──────── Data for this task

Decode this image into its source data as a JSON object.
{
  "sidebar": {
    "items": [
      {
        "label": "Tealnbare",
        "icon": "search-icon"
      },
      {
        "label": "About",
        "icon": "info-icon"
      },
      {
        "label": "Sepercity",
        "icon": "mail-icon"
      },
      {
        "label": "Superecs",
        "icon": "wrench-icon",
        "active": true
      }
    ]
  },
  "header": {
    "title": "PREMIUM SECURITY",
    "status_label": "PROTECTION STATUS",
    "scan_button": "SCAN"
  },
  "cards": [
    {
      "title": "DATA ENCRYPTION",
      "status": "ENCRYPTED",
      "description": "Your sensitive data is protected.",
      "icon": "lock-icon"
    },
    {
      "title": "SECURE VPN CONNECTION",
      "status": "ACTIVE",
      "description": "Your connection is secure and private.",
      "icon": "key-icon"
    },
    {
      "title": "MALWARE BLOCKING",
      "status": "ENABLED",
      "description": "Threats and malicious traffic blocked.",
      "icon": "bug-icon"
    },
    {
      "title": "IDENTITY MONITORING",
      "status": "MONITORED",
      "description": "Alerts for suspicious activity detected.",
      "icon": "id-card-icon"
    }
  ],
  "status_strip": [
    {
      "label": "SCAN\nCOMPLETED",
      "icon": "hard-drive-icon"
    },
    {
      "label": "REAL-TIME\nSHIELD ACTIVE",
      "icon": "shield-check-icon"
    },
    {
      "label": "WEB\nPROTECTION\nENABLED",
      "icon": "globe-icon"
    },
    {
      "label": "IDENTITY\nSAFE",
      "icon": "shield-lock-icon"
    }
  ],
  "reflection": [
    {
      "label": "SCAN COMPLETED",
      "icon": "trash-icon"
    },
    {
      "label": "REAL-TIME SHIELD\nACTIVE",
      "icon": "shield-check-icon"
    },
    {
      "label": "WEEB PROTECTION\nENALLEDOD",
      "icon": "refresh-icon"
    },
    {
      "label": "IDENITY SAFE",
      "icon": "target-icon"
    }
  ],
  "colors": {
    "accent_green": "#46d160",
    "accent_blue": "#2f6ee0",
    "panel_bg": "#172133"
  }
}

────────────────
──────── Data for this task

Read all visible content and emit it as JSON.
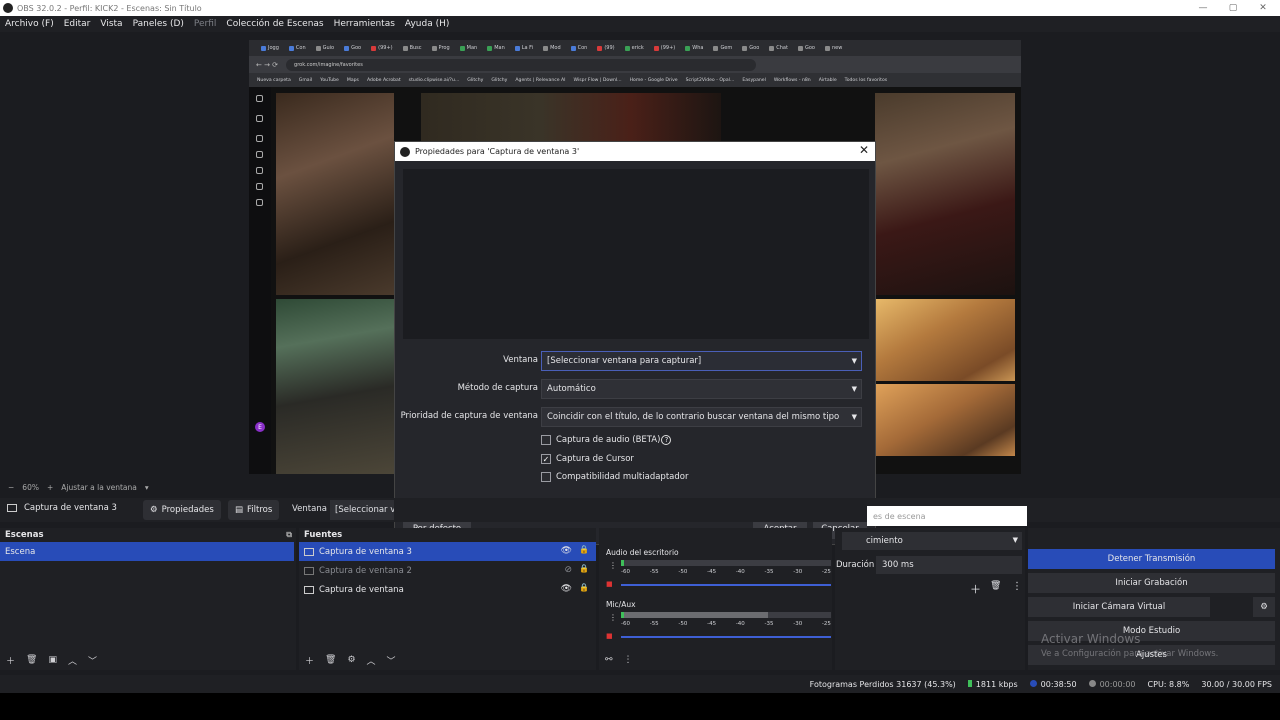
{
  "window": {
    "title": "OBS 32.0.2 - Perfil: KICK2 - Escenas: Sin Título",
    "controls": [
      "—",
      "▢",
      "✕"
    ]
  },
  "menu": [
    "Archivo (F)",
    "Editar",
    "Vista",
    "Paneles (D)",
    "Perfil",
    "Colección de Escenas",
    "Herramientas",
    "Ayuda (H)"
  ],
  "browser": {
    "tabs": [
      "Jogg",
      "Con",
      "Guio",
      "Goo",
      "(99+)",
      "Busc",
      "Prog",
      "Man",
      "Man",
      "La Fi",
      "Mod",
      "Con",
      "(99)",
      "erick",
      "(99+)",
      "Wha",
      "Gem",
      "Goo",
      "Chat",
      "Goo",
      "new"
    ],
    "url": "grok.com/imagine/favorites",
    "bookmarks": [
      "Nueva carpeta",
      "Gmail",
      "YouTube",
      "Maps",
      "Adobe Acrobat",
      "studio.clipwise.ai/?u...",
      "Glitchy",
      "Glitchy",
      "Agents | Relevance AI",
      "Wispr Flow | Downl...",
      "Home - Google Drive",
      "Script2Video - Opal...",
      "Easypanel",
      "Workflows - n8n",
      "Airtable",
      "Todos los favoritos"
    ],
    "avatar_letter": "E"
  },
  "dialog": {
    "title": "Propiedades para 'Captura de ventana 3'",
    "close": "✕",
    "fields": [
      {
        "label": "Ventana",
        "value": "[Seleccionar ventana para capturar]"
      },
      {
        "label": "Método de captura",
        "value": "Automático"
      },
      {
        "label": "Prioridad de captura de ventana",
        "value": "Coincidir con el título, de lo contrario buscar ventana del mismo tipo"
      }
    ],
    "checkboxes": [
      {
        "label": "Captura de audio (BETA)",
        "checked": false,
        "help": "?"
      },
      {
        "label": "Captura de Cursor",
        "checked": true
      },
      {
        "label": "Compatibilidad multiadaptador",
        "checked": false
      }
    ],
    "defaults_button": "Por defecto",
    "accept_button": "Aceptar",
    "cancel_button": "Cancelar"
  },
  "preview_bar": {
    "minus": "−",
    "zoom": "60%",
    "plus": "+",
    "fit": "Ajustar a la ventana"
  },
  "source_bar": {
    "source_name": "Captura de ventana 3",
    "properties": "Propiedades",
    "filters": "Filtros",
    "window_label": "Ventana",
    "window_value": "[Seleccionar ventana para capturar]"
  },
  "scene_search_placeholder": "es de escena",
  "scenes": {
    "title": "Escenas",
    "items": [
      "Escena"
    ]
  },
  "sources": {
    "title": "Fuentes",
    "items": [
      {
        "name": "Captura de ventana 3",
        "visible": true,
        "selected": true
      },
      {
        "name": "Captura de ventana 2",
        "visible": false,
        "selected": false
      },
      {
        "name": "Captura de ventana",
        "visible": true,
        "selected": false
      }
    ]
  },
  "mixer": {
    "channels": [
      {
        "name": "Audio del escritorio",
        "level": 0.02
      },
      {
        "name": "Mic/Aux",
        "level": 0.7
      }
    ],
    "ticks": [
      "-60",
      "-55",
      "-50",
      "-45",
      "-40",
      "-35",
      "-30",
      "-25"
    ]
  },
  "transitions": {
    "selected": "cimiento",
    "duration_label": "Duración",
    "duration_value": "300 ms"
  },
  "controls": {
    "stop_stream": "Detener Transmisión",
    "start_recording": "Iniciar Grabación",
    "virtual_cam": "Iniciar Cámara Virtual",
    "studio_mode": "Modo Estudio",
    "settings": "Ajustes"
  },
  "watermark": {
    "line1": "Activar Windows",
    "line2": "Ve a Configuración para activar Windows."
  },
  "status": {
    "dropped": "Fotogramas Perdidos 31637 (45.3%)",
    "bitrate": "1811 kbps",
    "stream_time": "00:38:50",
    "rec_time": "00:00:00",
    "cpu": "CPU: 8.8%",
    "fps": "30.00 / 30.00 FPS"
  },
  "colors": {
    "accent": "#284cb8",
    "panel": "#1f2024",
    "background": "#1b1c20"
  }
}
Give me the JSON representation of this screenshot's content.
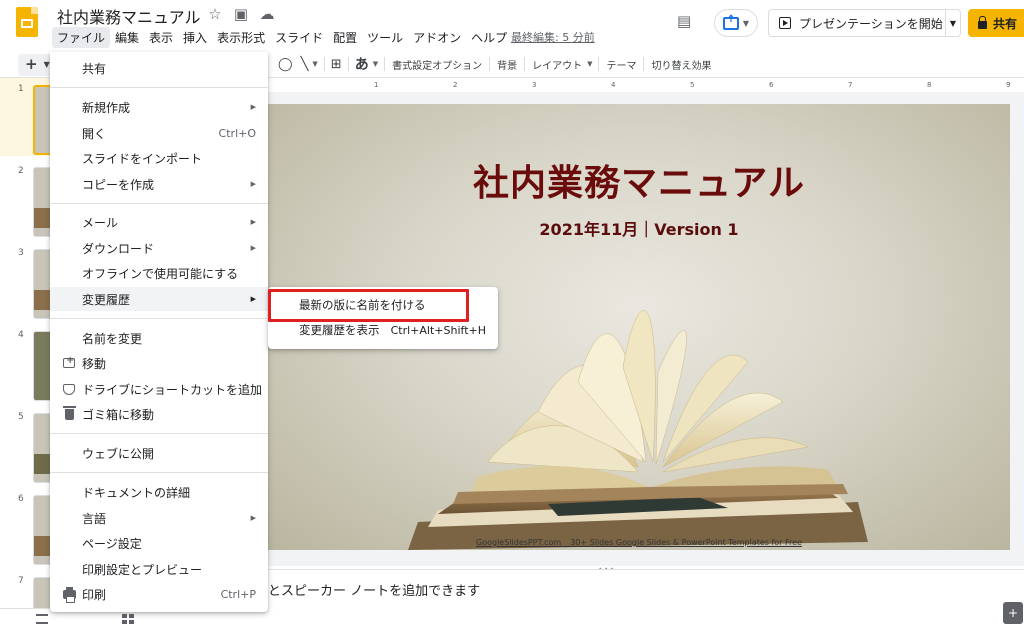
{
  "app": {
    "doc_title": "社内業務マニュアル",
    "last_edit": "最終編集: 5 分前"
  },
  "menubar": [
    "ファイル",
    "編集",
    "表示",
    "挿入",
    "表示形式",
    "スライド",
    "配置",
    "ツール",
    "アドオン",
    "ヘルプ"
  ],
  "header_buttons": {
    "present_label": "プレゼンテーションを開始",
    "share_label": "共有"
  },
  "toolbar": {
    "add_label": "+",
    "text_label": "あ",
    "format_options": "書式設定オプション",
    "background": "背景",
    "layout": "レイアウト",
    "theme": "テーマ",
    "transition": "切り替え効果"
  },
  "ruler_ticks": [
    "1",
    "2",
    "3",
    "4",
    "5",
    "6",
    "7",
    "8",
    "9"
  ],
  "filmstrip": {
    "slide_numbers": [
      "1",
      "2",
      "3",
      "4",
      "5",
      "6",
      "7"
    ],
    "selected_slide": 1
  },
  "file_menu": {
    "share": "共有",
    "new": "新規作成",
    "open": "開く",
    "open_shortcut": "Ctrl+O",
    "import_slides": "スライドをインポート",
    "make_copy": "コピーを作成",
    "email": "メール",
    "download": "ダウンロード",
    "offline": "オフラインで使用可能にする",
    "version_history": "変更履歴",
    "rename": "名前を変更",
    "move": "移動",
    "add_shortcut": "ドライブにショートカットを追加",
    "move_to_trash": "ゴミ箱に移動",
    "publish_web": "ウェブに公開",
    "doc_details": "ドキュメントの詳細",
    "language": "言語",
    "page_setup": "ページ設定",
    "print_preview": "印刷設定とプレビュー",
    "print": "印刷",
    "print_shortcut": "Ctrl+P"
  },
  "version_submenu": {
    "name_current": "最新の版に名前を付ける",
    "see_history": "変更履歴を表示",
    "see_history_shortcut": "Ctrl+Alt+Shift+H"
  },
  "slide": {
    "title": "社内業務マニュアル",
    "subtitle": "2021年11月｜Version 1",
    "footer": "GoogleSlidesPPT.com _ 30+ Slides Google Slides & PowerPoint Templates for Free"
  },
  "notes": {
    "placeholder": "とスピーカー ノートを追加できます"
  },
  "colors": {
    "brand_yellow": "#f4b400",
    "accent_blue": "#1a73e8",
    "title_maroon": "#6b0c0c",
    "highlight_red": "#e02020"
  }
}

────────────────
──────── Data for this task

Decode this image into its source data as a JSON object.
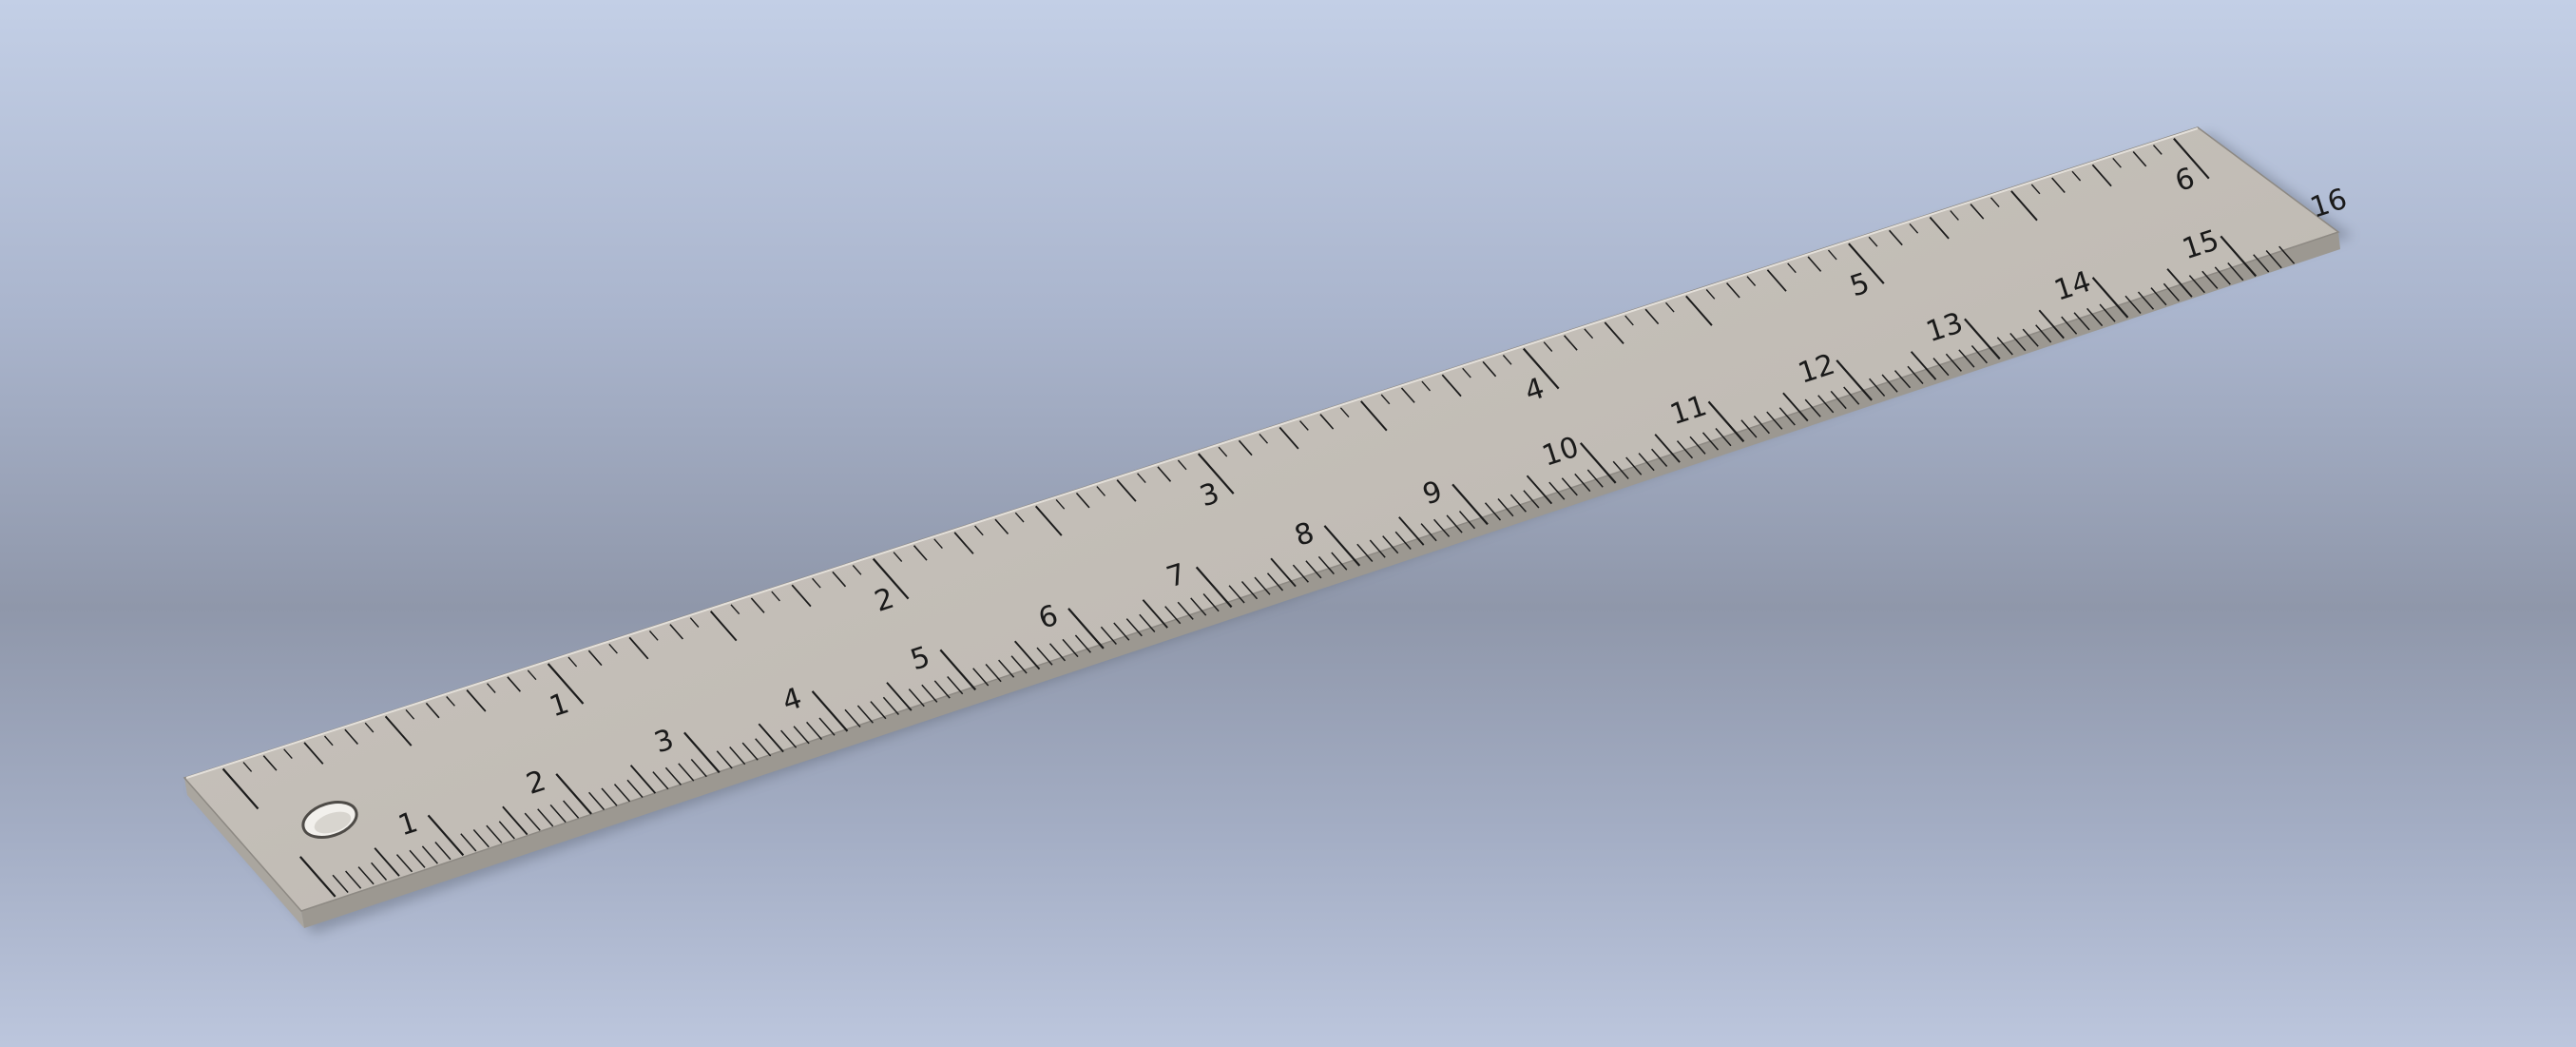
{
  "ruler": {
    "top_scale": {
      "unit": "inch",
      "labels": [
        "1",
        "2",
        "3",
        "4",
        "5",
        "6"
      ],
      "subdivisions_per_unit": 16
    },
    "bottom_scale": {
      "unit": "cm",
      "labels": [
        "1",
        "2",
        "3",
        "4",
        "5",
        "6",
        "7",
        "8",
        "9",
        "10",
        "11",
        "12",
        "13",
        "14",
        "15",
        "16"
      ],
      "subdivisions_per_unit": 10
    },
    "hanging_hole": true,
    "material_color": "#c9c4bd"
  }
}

────────────────

Take every line from the data that contains the word "para".

### Solved problem
    "title": "Propiedades para 'Captura de ventana 3'",
        "value": "[Seleccionar ventana para capturar]"
    "window_value": "[Seleccionar ventana para capturar]"
    "line2": "Ve a Configuración para activar Windows."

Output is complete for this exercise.